_REQUIRED WORK:_
Extract every line in the entries below that contains the word "plate".

_SUPPLIED ENTRIES:_
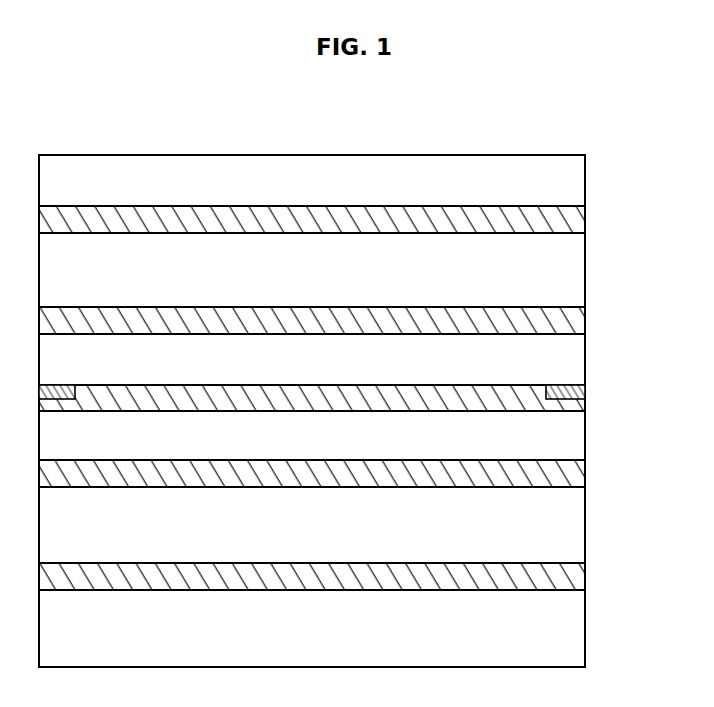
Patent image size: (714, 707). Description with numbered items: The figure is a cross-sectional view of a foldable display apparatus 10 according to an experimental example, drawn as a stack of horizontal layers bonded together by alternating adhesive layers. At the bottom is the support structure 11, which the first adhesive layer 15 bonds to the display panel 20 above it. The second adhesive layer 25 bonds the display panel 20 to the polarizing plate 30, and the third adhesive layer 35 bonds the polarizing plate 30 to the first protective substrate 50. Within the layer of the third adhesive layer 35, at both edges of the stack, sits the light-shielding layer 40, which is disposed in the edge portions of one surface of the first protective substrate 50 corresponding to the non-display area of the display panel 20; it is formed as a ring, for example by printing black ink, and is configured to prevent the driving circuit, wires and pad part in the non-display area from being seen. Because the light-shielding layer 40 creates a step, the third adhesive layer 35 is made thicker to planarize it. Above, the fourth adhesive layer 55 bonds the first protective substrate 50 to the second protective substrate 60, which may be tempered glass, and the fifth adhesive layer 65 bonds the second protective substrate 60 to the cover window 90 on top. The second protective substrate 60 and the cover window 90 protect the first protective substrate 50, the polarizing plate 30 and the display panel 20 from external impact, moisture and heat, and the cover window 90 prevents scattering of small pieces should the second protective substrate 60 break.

The foldable display apparatus 10 is at (545, 99).
The support structure 11 is at (577, 630).
The first adhesive layer 15 is at (577, 577).
The display panel 20 is at (577, 523).
The second adhesive layer 25 is at (577, 474).
The polarizing plate 30 is at (575, 440).
The third adhesive layer 35 is at (577, 404).
The light-shielding layer 40 is at (576, 391).
The first protective substrate 50 is at (577, 358).
The fourth adhesive layer 55 is at (577, 322).
The second protective substrate 60 is at (577, 270).
The fifth adhesive layer 65 is at (577, 219).
The cover window 90 is at (577, 180).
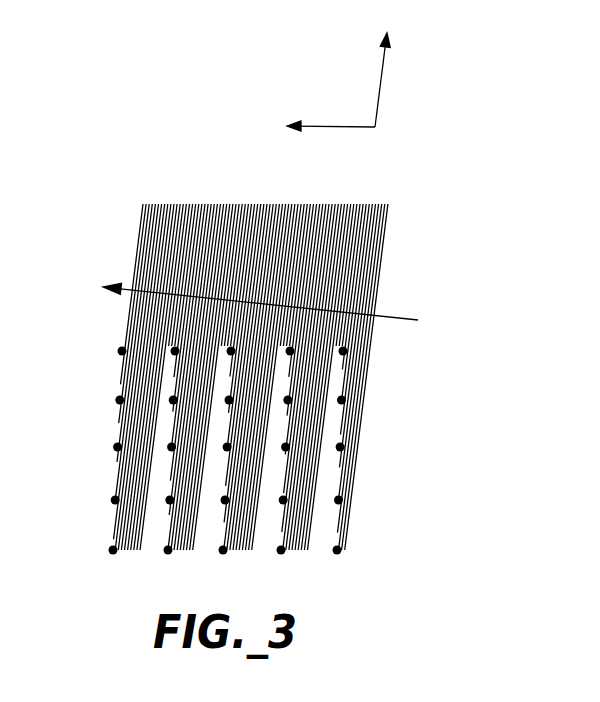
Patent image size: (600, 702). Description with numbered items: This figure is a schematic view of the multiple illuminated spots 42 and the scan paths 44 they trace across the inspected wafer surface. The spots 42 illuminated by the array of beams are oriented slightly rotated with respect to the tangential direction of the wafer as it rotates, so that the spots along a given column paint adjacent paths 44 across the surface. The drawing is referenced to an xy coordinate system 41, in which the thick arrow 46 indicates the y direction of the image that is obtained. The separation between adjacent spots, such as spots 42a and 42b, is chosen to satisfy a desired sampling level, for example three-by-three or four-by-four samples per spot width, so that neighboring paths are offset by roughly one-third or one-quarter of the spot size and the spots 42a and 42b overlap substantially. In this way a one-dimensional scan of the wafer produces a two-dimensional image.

_REPLY TO THE TASK:_
Patent image size: (714, 707). Description with numbered items: The figure is a cross-sectional view of a foldable display apparatus 10 according to an experimental example, drawn as a stack of horizontal layers bonded together by alternating adhesive layers. At the bottom is the support structure 11, which the first adhesive layer 15 bonds to the display panel 20 above it. The second adhesive layer 25 bonds the display panel 20 to the polarizing plate 30, and the third adhesive layer 35 bonds the polarizing plate 30 to the first protective substrate 50. Within the layer of the third adhesive layer 35, at both edges of the stack, sits the light-shielding layer 40, which is disposed in the edge portions of one surface of the first protective substrate 50 corresponding to the non-display area of the display panel 20; it is formed as a ring, for example by printing black ink, and is configured to prevent the driving circuit, wires and pad part in the non-display area from being seen. Because the light-shielding layer 40 creates a step, the third adhesive layer 35 is made thicker to planarize it. Above, the fourth adhesive layer 55 bonds the first protective substrate 50 to the second protective substrate 60, which may be tempered glass, and the fifth adhesive layer 65 bonds the second protective substrate 60 to the cover window 90 on top. The second protective substrate 60 and the cover window 90 protect the first protective substrate 50, the polarizing plate 30 and the display panel 20 from external impact, moisture and heat, and the cover window 90 prevents scattering of small pieces should the second protective substrate 60 break.
The polarizing plate 30 is at (575, 440).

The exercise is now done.